-- start Listed records --
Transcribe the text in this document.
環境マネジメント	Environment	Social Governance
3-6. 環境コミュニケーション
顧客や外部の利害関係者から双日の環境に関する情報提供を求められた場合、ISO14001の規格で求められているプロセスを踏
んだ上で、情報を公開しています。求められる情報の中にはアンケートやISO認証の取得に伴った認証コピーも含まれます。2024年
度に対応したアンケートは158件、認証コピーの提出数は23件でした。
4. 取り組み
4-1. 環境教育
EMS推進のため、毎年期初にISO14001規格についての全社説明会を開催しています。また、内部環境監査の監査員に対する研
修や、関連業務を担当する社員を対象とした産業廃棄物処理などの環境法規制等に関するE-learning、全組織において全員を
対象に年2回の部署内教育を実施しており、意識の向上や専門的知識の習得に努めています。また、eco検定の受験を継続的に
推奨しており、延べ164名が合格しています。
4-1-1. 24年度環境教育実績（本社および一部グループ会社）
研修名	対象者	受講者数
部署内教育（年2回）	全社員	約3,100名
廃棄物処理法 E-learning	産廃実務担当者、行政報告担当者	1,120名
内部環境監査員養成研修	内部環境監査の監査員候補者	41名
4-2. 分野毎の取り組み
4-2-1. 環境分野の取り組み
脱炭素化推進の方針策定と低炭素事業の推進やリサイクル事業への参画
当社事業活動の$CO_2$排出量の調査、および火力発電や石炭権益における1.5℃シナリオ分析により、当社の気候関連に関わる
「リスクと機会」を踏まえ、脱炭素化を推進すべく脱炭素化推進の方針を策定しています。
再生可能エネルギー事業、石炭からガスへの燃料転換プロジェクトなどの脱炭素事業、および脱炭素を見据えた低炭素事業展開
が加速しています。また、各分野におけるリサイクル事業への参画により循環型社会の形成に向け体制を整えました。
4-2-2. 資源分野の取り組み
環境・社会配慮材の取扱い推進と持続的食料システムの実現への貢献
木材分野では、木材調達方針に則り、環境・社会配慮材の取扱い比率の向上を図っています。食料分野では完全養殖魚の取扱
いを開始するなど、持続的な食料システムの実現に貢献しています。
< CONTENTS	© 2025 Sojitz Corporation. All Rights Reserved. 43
-- end Listed records --
To do: Type out all of the material again, word for word.

Task solution:
Transcribe the text in this document.
環境マネジメント	Environment	Social Governance
3-6. 環境コミュニケーション
顧客や外部の利害関係者から双日の環境に関する情報提供を求められた場合、ISO14001の規格で求められているプロセスを踏
んだ上で、情報を公開しています。求められる情報の中にはアンケートやISO認証の取得に伴った認証コピーも含まれます。2024年
度に対応したアンケートは158件、認証コピーの提出数は23件でした。
4. 取り組み
4-1. 環境教育
EMS推進のため、毎年期初にISO14001規格についての全社説明会を開催しています。また、内部環境監査の監査員に対する研
修や、関連業務を担当する社員を対象とした産業廃棄物処理などの環境法規制等に関するE-learning、全組織において全員を
対象に年2回の部署内教育を実施しており、意識の向上や専門的知識の習得に努めています。また、eco検定の受験を継続的に
推奨しており、延べ164名が合格しています。
4-1-1. 24年度環境教育実績（本社および一部グループ会社）
研修名	対象者	受講者数
部署内教育（年2回）	全社員	約3,100名
廃棄物処理法 E-learning	産廃実務担当者、行政報告担当者	1,120名
内部環境監査員養成研修	内部環境監査の監査員候補者	41名
4-2. 分野毎の取り組み
4-2-1. 環境分野の取り組み
脱炭素化推進の方針策定と低炭素事業の推進やリサイクル事業への参画
当社事業活動の$CO_2$排出量の調査、および火力発電や石炭権益における1.5℃シナリオ分析により、当社の気候関連に関わる
「リスクと機会」を踏まえ、脱炭素化を推進すべく脱炭素化推進の方針を策定しています。
再生可能エネルギー事業、石炭からガスへの燃料転換プロジェクトなどの脱炭素事業、および脱炭素を見据えた低炭素事業展開
が加速しています。また、各分野におけるリサイクル事業への参画により循環型社会の形成に向け体制を整えました。
4-2-2. 資源分野の取り組み
環境・社会配慮材の取扱い推進と持続的食料システムの実現への貢献
木材分野では、木材調達方針に則り、環境・社会配慮材の取扱い比率の向上を図っています。食料分野では完全養殖魚の取扱
いを開始するなど、持続的な食料システムの実現に貢献しています。
< CONTENTS	© 2025 Sojitz Corporation. All Rights Reserved. 43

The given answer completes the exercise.